> **Required work**: Look for "mehr" in the listing below. Gather each line that contains it.

> **Given records**:
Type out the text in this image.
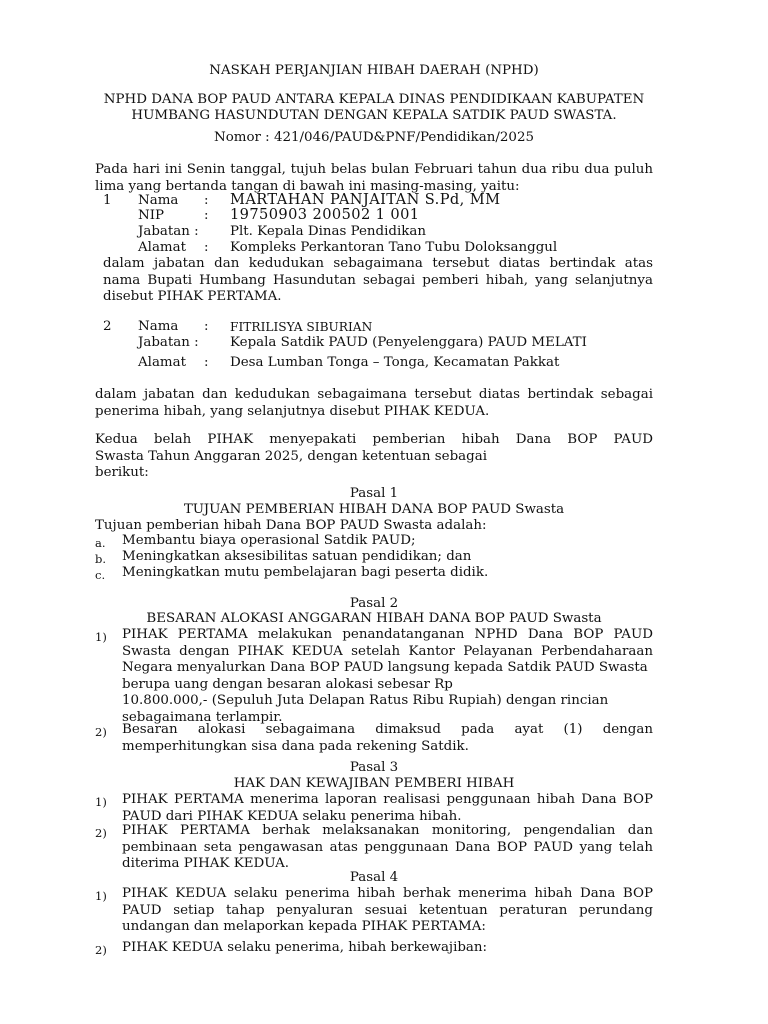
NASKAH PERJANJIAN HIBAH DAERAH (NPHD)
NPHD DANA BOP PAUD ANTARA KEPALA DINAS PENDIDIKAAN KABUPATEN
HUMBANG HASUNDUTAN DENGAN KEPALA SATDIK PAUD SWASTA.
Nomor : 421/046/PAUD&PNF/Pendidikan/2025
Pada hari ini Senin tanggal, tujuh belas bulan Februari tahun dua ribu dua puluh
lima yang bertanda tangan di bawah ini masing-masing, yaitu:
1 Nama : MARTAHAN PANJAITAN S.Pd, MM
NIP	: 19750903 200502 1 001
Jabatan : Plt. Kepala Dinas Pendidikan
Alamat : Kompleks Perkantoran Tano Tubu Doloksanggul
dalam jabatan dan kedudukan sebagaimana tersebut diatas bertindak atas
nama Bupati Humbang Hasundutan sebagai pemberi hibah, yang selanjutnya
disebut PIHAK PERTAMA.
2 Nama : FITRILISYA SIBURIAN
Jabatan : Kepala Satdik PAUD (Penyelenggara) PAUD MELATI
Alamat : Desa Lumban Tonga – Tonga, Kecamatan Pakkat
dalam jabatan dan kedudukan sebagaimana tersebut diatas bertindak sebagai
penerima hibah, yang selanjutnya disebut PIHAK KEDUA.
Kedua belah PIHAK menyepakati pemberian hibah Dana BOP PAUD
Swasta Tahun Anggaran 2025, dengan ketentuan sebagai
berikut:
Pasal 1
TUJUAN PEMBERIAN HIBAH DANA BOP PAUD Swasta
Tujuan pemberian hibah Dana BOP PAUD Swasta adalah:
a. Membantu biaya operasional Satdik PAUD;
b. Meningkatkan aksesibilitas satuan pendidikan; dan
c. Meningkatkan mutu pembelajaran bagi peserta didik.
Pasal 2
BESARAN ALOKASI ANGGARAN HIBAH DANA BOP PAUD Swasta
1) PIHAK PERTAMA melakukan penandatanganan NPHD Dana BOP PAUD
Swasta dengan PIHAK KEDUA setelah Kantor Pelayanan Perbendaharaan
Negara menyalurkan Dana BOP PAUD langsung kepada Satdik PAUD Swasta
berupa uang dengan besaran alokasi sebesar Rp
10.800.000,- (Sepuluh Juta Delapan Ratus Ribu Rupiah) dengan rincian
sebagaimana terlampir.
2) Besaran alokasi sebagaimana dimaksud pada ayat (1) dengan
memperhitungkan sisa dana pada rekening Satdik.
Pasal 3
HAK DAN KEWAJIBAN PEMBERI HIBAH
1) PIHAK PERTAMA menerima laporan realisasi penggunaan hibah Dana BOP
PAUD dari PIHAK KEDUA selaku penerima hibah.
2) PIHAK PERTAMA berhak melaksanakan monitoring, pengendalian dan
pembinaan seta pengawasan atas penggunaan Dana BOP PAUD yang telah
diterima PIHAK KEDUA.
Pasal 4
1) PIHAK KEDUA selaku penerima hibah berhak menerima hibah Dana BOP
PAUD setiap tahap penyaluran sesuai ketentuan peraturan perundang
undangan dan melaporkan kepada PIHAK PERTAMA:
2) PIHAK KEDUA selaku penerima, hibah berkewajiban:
--
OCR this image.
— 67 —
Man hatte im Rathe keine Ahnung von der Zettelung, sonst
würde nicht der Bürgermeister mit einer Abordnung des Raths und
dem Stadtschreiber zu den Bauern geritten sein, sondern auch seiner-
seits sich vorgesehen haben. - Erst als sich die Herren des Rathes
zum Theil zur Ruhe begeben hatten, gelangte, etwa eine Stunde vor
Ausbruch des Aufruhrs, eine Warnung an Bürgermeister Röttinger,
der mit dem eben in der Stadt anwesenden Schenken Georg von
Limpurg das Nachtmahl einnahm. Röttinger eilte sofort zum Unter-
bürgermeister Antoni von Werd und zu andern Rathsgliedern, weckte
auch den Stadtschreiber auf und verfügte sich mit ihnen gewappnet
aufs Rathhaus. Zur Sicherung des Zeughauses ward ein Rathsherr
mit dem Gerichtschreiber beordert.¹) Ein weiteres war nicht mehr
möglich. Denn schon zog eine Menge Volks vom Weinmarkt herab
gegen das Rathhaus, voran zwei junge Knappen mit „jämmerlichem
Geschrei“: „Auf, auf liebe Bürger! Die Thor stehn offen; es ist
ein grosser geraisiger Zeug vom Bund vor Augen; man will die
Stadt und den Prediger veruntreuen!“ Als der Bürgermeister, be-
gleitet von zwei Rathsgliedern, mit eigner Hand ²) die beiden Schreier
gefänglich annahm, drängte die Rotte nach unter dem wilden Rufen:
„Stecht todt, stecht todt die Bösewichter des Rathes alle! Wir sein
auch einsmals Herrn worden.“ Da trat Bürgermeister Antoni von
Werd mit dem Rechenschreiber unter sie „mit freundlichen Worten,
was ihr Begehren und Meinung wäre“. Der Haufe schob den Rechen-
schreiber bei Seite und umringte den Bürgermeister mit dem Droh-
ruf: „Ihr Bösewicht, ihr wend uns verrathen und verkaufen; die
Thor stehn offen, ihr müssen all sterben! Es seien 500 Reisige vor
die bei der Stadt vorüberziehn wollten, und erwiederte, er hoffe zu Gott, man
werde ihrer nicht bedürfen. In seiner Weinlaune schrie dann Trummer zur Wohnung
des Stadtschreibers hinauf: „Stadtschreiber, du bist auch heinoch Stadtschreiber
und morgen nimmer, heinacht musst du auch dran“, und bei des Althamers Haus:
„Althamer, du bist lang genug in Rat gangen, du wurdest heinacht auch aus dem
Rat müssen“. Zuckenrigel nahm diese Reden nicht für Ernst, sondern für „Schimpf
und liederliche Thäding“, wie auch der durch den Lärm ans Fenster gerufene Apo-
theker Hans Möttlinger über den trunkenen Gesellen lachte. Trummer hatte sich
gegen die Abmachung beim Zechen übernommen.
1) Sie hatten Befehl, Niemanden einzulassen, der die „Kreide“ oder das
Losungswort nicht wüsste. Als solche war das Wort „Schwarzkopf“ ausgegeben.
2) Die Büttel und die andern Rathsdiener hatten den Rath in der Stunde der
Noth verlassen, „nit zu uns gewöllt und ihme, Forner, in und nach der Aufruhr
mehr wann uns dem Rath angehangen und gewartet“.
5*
...
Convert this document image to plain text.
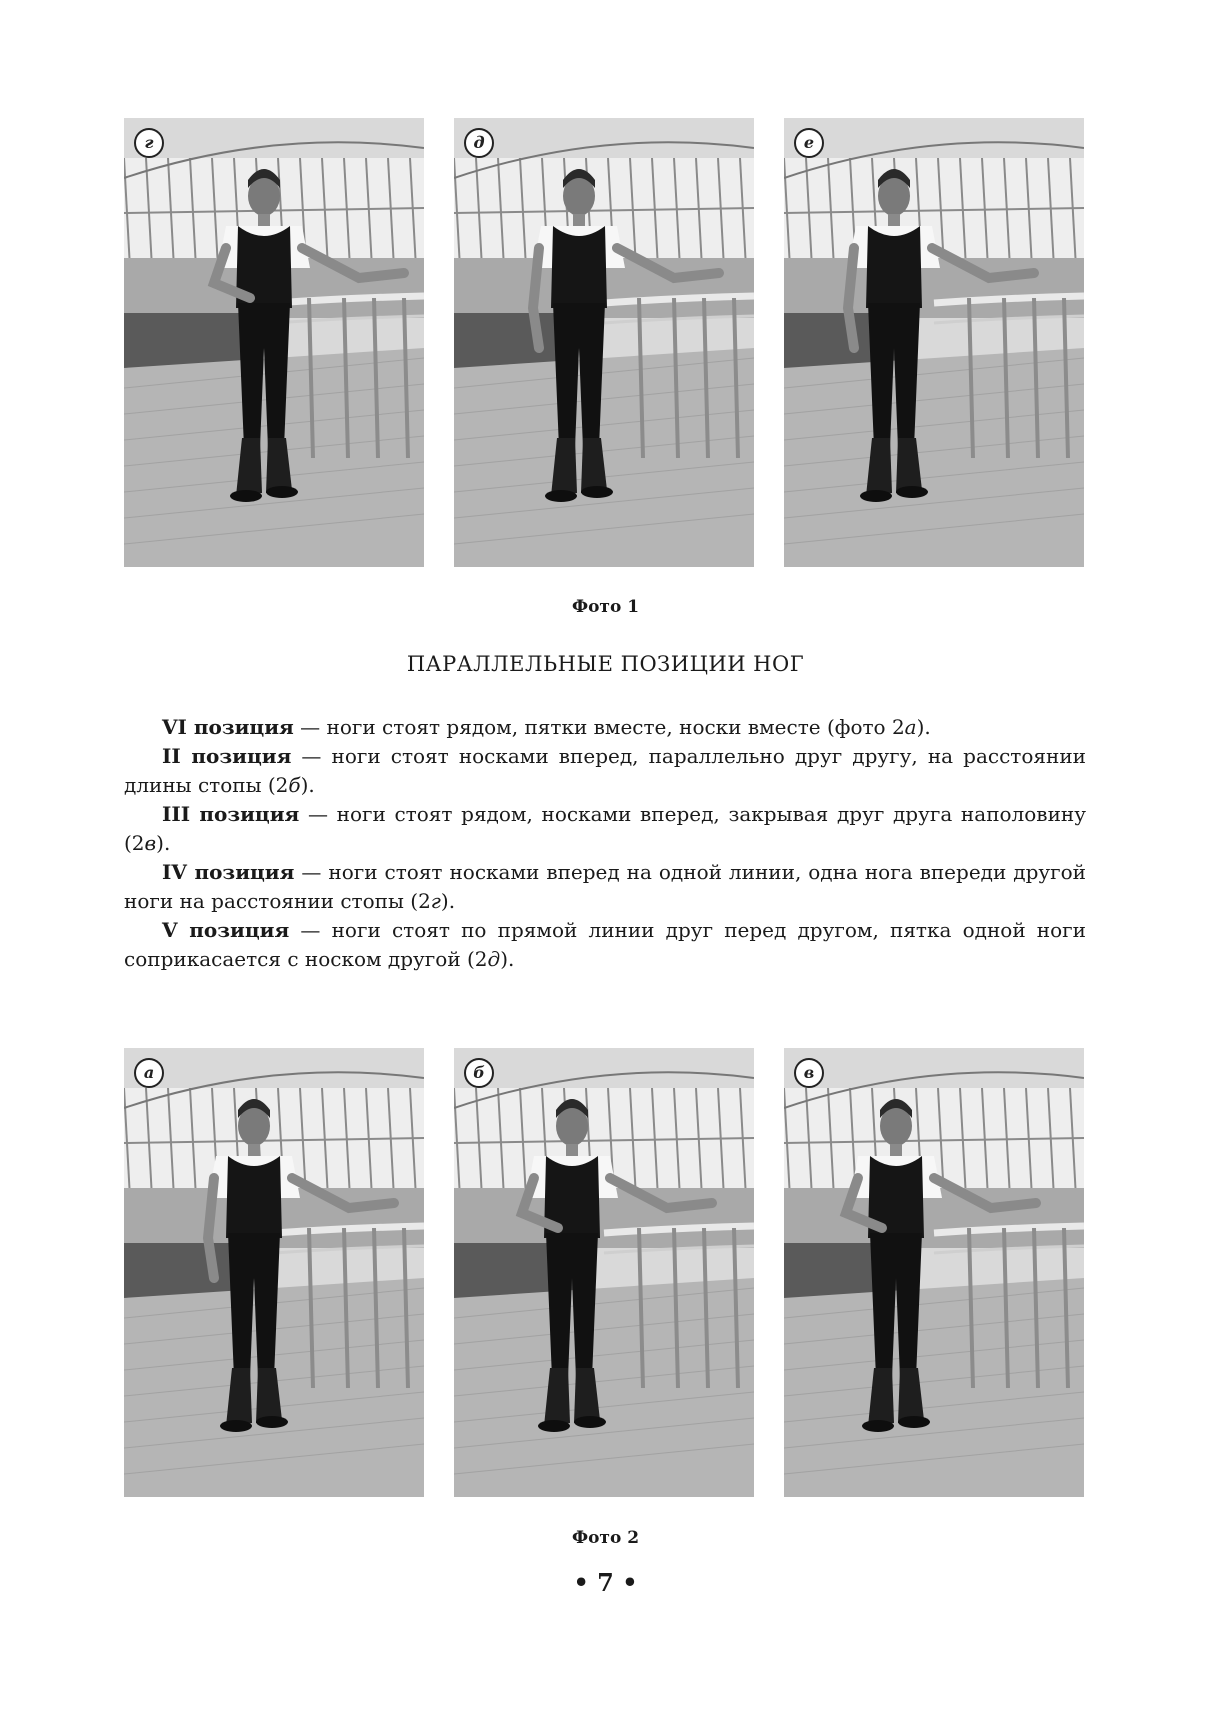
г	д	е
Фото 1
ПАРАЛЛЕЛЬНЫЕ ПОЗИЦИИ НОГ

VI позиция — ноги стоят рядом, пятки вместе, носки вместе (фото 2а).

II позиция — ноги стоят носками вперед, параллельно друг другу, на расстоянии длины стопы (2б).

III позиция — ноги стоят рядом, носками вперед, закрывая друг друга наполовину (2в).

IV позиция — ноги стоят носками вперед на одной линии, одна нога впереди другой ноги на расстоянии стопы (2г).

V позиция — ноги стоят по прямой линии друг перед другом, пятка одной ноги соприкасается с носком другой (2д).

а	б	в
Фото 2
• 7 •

> **Solution**:
mit dem Gerichtschreiber beordert.¹) Ein weiteres war nicht mehr
mehr wann uns dem Rath angehangen und gewartet“.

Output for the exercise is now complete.